Goal — Reproduce the lines below verbatim, from first to last. Omit the pictures from your answer.

------------------------------------------------

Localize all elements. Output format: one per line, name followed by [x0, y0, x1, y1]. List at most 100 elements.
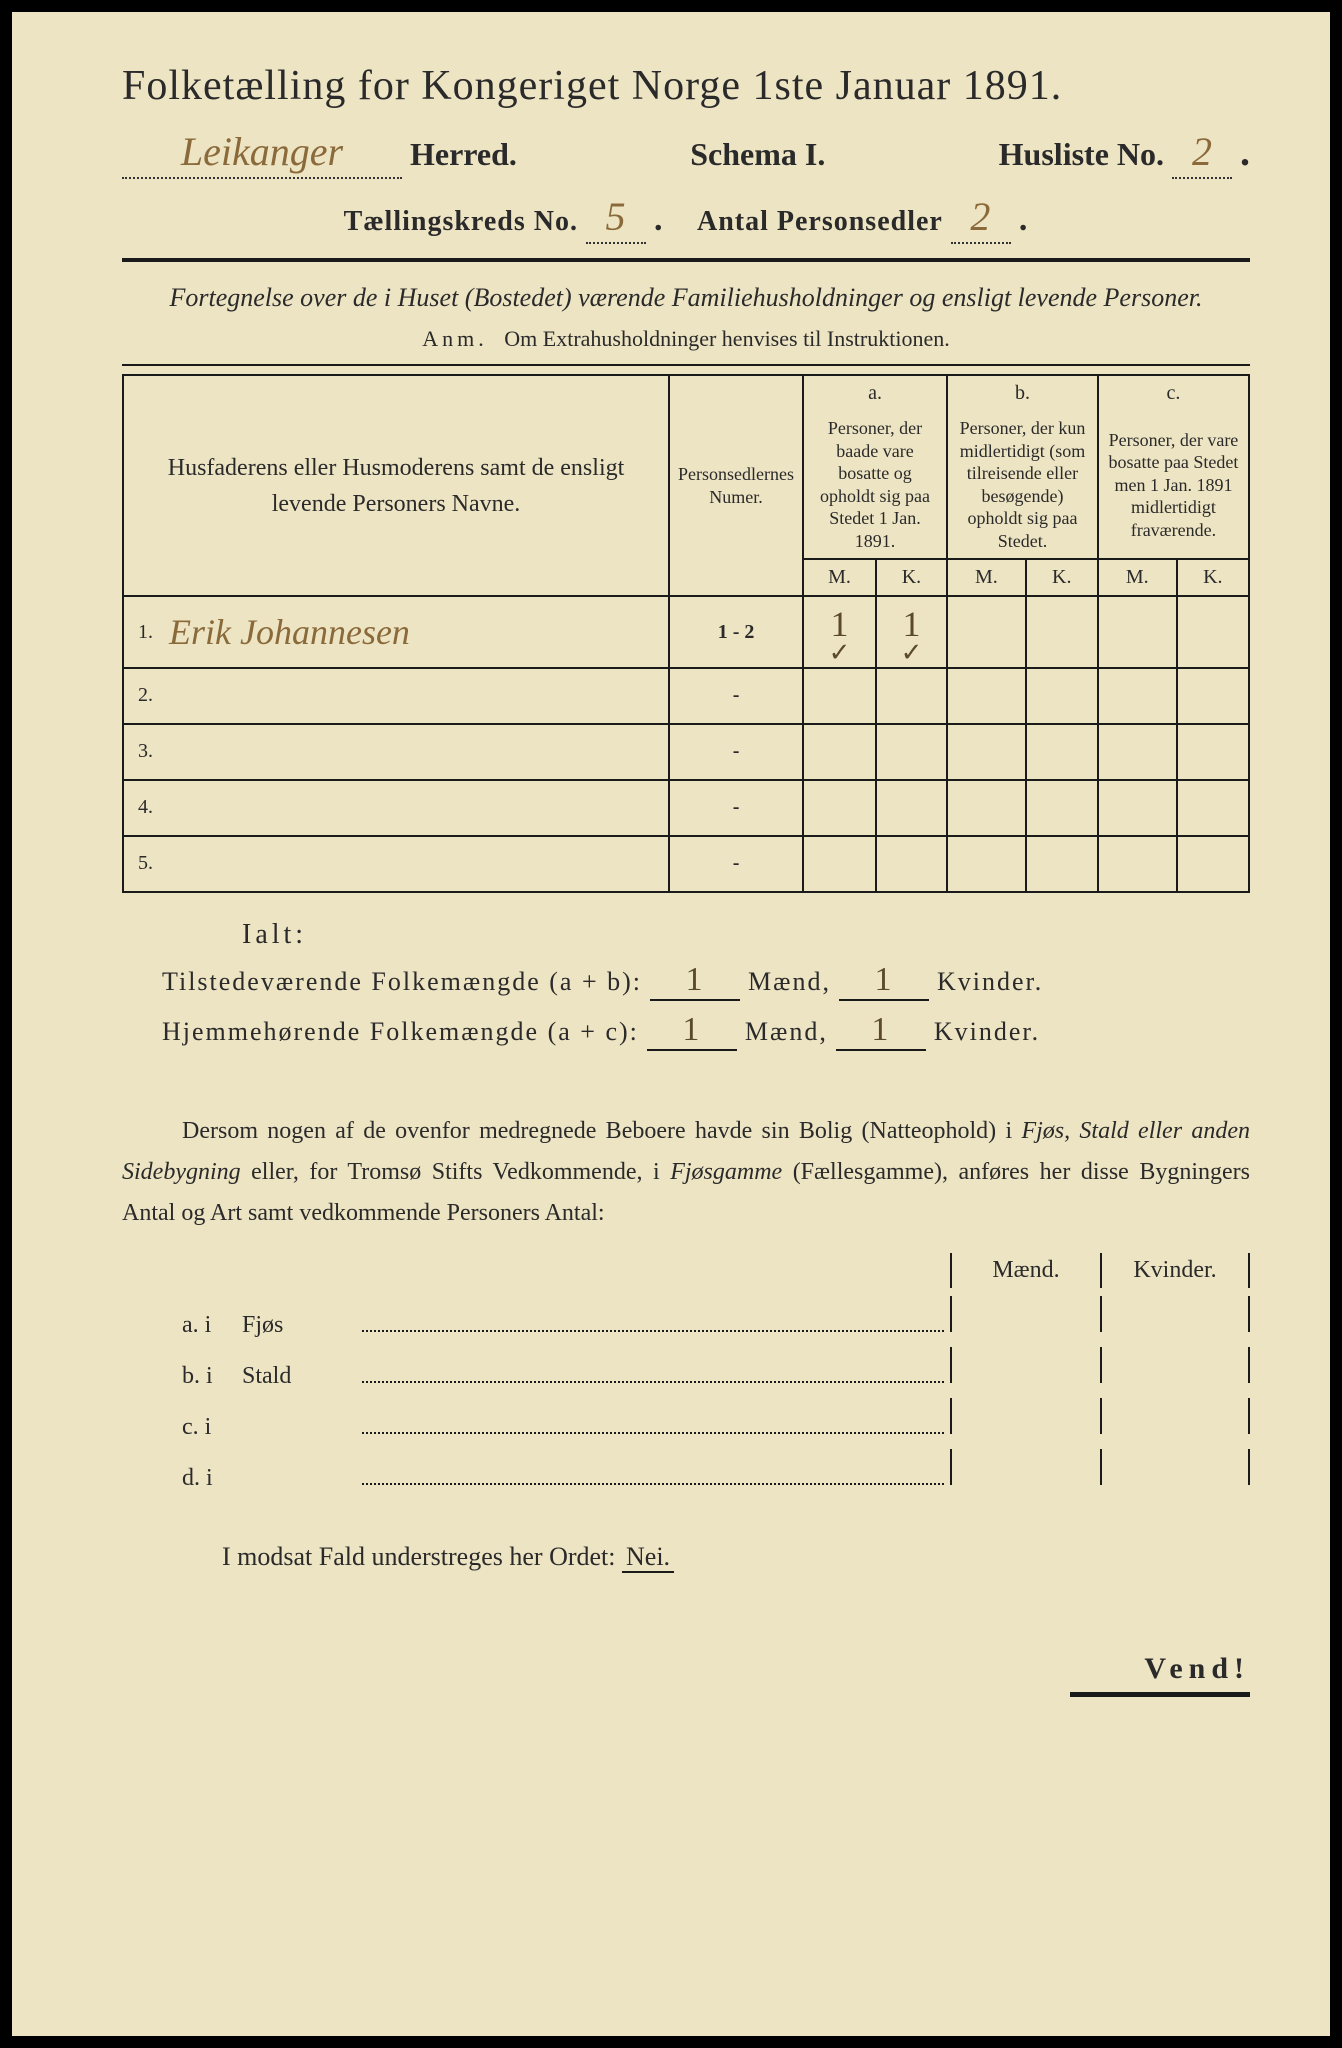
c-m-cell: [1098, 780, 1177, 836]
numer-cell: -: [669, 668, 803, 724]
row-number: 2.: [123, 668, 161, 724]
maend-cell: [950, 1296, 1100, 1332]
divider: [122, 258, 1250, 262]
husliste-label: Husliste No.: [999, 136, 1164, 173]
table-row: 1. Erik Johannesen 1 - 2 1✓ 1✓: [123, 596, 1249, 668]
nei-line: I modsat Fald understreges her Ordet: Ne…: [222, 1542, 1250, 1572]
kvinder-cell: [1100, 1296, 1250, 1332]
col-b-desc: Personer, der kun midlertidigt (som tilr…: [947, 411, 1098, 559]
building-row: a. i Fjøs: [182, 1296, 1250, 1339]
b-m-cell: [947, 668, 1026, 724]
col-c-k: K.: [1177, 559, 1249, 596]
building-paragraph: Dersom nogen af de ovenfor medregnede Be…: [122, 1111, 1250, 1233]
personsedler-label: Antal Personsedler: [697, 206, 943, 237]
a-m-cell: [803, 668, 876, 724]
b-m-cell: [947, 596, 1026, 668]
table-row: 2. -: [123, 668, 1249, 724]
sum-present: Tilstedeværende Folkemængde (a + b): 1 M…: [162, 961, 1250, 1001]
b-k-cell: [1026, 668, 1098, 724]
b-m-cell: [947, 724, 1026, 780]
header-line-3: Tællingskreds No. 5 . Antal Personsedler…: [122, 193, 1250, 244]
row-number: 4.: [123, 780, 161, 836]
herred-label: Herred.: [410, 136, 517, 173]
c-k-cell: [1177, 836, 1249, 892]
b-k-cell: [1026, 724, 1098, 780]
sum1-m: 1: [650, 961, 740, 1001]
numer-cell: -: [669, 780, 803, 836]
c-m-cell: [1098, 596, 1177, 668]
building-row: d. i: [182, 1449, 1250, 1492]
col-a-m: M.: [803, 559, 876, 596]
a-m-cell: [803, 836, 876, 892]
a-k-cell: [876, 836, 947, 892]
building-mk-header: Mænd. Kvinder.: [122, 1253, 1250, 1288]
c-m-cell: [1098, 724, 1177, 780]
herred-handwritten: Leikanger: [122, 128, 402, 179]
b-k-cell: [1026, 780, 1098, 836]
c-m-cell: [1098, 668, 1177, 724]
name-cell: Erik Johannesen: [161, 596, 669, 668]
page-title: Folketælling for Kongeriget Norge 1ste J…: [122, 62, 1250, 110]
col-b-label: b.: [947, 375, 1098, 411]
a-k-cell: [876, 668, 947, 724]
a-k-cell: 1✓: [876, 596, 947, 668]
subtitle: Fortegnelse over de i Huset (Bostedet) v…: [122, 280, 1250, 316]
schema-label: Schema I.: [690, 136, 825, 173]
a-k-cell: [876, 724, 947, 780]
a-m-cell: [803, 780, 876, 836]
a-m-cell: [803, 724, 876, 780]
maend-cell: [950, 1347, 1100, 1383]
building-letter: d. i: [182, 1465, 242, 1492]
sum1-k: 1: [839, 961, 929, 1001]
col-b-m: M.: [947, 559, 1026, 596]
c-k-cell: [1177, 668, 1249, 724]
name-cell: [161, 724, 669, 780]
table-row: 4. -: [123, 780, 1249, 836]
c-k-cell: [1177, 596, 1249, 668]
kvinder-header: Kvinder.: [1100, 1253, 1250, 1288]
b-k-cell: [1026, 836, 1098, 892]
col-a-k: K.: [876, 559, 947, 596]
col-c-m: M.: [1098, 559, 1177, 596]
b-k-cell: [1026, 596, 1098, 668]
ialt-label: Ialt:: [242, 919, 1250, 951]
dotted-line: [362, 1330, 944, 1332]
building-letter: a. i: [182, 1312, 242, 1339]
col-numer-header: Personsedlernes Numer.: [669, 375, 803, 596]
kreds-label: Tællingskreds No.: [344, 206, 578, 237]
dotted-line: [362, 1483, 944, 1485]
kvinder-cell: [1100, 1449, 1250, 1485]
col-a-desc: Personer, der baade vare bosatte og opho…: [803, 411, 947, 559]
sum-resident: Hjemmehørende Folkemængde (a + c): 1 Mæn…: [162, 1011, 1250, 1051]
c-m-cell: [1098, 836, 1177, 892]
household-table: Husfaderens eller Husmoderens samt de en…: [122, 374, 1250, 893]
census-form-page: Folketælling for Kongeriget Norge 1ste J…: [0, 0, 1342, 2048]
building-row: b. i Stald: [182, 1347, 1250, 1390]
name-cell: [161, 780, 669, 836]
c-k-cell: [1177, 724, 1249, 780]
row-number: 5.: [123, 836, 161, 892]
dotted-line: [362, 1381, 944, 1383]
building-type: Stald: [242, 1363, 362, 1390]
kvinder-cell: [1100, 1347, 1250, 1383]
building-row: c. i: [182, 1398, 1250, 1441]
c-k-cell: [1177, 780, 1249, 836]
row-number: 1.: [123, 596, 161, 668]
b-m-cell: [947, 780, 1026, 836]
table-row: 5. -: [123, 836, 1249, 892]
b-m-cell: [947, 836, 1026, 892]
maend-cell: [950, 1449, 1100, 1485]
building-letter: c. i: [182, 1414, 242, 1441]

------------------------------------------------

Written solution —
Localize all elements. Output format: one per line, name followed by [x0, y0, x1, y1]. List at most 100 elements.
c-m-cell: [1098, 780, 1177, 836]
numer-cell: -: [669, 668, 803, 724]
row-number: 2.: [123, 668, 161, 724]
maend-cell: [950, 1296, 1100, 1332]
divider: [122, 258, 1250, 262]
husliste-label: Husliste No.: [999, 136, 1164, 173]
table-row: 1. Erik Johannesen 1 - 2 1✓ 1✓: [123, 596, 1249, 668]
nei-line: I modsat Fald understreges her Ordet: Ne…: [222, 1542, 1250, 1572]
kvinder-cell: [1100, 1296, 1250, 1332]
col-b-desc: Personer, der kun midlertidigt (som tilr…: [947, 411, 1098, 559]
building-row: a. i Fjøs: [182, 1296, 1250, 1339]
b-m-cell: [947, 668, 1026, 724]
col-c-k: K.: [1177, 559, 1249, 596]
building-paragraph: Dersom nogen af de ovenfor medregnede Be…: [122, 1111, 1250, 1233]
personsedler-label: Antal Personsedler: [697, 206, 943, 237]
a-m-cell: [803, 668, 876, 724]
b-m-cell: [947, 596, 1026, 668]
table-row: 2. -: [123, 668, 1249, 724]
sum-present: Tilstedeværende Folkemængde (a + b): 1 M…: [162, 961, 1250, 1001]
b-k-cell: [1026, 668, 1098, 724]
b-m-cell: [947, 724, 1026, 780]
header-line-3: Tællingskreds No. 5 . Antal Personsedler…: [122, 193, 1250, 244]
row-number: 4.: [123, 780, 161, 836]
herred-label: Herred.: [410, 136, 517, 173]
c-k-cell: [1177, 836, 1249, 892]
b-k-cell: [1026, 724, 1098, 780]
sum1-m: 1: [650, 961, 740, 1001]
numer-cell: -: [669, 780, 803, 836]
c-m-cell: [1098, 596, 1177, 668]
building-row: d. i: [182, 1449, 1250, 1492]
col-a-m: M.: [803, 559, 876, 596]
a-m-cell: [803, 836, 876, 892]
a-k-cell: [876, 836, 947, 892]
building-mk-header: Mænd. Kvinder.: [122, 1253, 1250, 1288]
c-m-cell: [1098, 724, 1177, 780]
herred-handwritten: Leikanger: [122, 128, 402, 179]
b-k-cell: [1026, 780, 1098, 836]
c-m-cell: [1098, 668, 1177, 724]
name-cell: Erik Johannesen: [161, 596, 669, 668]
page-title: Folketælling for Kongeriget Norge 1ste J…: [122, 62, 1250, 110]
col-b-label: b.: [947, 375, 1098, 411]
a-k-cell: [876, 668, 947, 724]
a-k-cell: 1✓: [876, 596, 947, 668]
subtitle: Fortegnelse over de i Huset (Bostedet) v…: [122, 280, 1250, 316]
schema-label: Schema I.: [690, 136, 825, 173]
a-k-cell: [876, 724, 947, 780]
a-m-cell: [803, 780, 876, 836]
a-m-cell: [803, 724, 876, 780]
maend-cell: [950, 1347, 1100, 1383]
building-letter: d. i: [182, 1465, 242, 1492]
sum1-k: 1: [839, 961, 929, 1001]
col-b-m: M.: [947, 559, 1026, 596]
c-k-cell: [1177, 668, 1249, 724]
name-cell: [161, 724, 669, 780]
table-row: 4. -: [123, 780, 1249, 836]
c-k-cell: [1177, 596, 1249, 668]
kvinder-header: Kvinder.: [1100, 1253, 1250, 1288]
b-k-cell: [1026, 836, 1098, 892]
col-a-k: K.: [876, 559, 947, 596]
col-c-m: M.: [1098, 559, 1177, 596]
b-k-cell: [1026, 596, 1098, 668]
ialt-label: Ialt:: [242, 919, 1250, 951]
dotted-line: [362, 1330, 944, 1332]
building-letter: a. i: [182, 1312, 242, 1339]
col-numer-header: Personsedlernes Numer.: [669, 375, 803, 596]
kreds-label: Tællingskreds No.: [344, 206, 578, 237]
dotted-line: [362, 1483, 944, 1485]
kvinder-cell: [1100, 1449, 1250, 1485]
col-a-desc: Personer, der baade vare bosatte og opho…: [803, 411, 947, 559]
sum-resident: Hjemmehørende Folkemængde (a + c): 1 Mæn…: [162, 1011, 1250, 1051]
c-m-cell: [1098, 836, 1177, 892]
household-table: Husfaderens eller Husmoderens samt de en…: [122, 374, 1250, 893]
census-form-page: Folketælling for Kongeriget Norge 1ste J…: [0, 0, 1342, 2048]
building-row: b. i Stald: [182, 1347, 1250, 1390]
name-cell: [161, 780, 669, 836]
c-k-cell: [1177, 724, 1249, 780]
row-number: 5.: [123, 836, 161, 892]
dotted-line: [362, 1381, 944, 1383]
building-type: Stald: [242, 1363, 362, 1390]
kvinder-cell: [1100, 1347, 1250, 1383]
building-row: c. i: [182, 1398, 1250, 1441]
c-k-cell: [1177, 780, 1249, 836]
row-number: 1.: [123, 596, 161, 668]
b-m-cell: [947, 780, 1026, 836]
table-row: 5. -: [123, 836, 1249, 892]
b-m-cell: [947, 836, 1026, 892]
maend-cell: [950, 1449, 1100, 1485]
building-letter: c. i: [182, 1414, 242, 1441]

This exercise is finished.